--- DIRECTIONS ---
Render the items as a JSON list of strings, one string per line and no blank lines. Cover only the lines from the first line through the line that contains "staticText: 2021年12月: [92, 891, 201, 918]", including that line.

>> BEGIN INPUT MATERIAL

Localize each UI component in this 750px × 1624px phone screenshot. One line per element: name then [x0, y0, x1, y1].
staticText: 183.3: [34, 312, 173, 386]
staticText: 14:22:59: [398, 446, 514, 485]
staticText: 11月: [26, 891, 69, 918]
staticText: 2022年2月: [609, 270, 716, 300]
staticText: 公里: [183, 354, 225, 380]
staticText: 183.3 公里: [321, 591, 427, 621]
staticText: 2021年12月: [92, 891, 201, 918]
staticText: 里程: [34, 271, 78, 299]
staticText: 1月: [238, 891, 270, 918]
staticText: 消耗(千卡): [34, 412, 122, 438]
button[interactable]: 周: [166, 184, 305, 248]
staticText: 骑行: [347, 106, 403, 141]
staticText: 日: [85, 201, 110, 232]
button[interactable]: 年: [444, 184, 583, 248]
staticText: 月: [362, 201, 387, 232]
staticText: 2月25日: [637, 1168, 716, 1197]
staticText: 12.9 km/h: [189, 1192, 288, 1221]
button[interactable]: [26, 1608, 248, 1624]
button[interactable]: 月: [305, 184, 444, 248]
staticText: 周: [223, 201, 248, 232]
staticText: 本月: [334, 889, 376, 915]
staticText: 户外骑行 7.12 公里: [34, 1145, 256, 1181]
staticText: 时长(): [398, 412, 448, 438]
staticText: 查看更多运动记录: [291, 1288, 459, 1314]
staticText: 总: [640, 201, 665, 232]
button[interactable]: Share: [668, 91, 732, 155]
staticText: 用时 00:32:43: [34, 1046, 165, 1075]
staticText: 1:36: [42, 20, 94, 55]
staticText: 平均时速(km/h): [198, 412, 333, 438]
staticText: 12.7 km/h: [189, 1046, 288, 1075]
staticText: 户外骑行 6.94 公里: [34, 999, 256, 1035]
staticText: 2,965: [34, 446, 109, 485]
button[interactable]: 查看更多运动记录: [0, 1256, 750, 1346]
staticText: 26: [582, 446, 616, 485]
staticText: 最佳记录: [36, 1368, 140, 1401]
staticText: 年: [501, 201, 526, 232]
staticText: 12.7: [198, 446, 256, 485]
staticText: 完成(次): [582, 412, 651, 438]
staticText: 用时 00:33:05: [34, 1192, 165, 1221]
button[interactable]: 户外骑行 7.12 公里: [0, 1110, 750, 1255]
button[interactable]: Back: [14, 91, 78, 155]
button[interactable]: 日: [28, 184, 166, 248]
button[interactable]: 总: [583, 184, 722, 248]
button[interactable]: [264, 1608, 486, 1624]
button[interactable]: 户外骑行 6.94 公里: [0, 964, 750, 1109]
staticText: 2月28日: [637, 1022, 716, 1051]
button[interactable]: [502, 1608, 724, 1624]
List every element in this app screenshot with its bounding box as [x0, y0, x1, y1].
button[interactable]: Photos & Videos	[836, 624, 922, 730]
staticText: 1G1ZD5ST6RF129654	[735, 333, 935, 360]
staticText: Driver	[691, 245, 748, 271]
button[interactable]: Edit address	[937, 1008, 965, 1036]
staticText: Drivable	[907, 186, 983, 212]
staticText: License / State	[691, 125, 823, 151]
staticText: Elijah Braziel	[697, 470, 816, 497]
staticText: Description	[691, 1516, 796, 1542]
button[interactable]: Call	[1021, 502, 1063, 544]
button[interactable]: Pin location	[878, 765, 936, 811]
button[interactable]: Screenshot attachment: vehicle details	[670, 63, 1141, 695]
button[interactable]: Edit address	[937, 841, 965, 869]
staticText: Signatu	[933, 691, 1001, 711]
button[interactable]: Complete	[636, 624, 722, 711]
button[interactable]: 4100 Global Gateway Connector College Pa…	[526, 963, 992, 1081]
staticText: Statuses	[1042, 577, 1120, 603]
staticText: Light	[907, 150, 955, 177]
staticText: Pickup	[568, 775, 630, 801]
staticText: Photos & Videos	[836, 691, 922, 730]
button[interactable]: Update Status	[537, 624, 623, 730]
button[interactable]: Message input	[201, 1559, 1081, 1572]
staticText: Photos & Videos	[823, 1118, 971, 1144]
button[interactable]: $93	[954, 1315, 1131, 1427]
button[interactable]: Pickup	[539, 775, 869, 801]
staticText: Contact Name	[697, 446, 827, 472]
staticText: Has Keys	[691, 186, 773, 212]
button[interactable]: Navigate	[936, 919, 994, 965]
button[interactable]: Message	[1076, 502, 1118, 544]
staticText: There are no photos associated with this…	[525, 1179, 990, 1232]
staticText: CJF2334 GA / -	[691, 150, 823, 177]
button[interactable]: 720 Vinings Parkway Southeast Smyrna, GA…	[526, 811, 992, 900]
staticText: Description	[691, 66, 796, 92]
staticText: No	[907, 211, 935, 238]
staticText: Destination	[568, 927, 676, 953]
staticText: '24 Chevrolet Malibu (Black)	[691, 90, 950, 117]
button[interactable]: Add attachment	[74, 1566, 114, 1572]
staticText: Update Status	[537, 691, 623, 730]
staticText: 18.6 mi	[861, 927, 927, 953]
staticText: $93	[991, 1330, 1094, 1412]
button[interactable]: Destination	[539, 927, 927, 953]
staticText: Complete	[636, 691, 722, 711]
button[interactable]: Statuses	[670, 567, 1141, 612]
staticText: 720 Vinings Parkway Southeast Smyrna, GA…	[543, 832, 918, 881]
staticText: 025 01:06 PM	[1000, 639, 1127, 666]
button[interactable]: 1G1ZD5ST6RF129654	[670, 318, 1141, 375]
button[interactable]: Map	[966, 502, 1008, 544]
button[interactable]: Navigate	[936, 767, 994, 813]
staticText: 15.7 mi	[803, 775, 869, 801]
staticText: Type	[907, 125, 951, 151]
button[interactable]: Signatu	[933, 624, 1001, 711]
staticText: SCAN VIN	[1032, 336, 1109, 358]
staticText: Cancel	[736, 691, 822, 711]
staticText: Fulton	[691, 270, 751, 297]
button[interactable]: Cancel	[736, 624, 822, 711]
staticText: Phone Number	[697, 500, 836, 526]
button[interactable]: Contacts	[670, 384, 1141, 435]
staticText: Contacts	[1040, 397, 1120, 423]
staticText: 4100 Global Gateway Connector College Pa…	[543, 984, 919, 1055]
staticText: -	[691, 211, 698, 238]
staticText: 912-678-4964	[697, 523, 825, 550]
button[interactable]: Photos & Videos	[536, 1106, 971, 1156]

>> END INPUT MATERIAL

--- ANSWER TO THE EXERCISE ---
[
  "Localize each UI component in this 750px × 1624px phone screenshot. One line per element: name then [x0, y0, x1, y1].",
  "staticText: 183.3: [34, 312, 173, 386]",
  "staticText: 14:22:59: [398, 446, 514, 485]",
  "staticText: 11月: [26, 891, 69, 918]",
  "staticText: 2022年2月: [609, 270, 716, 300]",
  "staticText: 公里: [183, 354, 225, 380]",
  "staticText: 183.3 公里: [321, 591, 427, 621]",
  "staticText: 2021年12月: [92, 891, 201, 918]"
]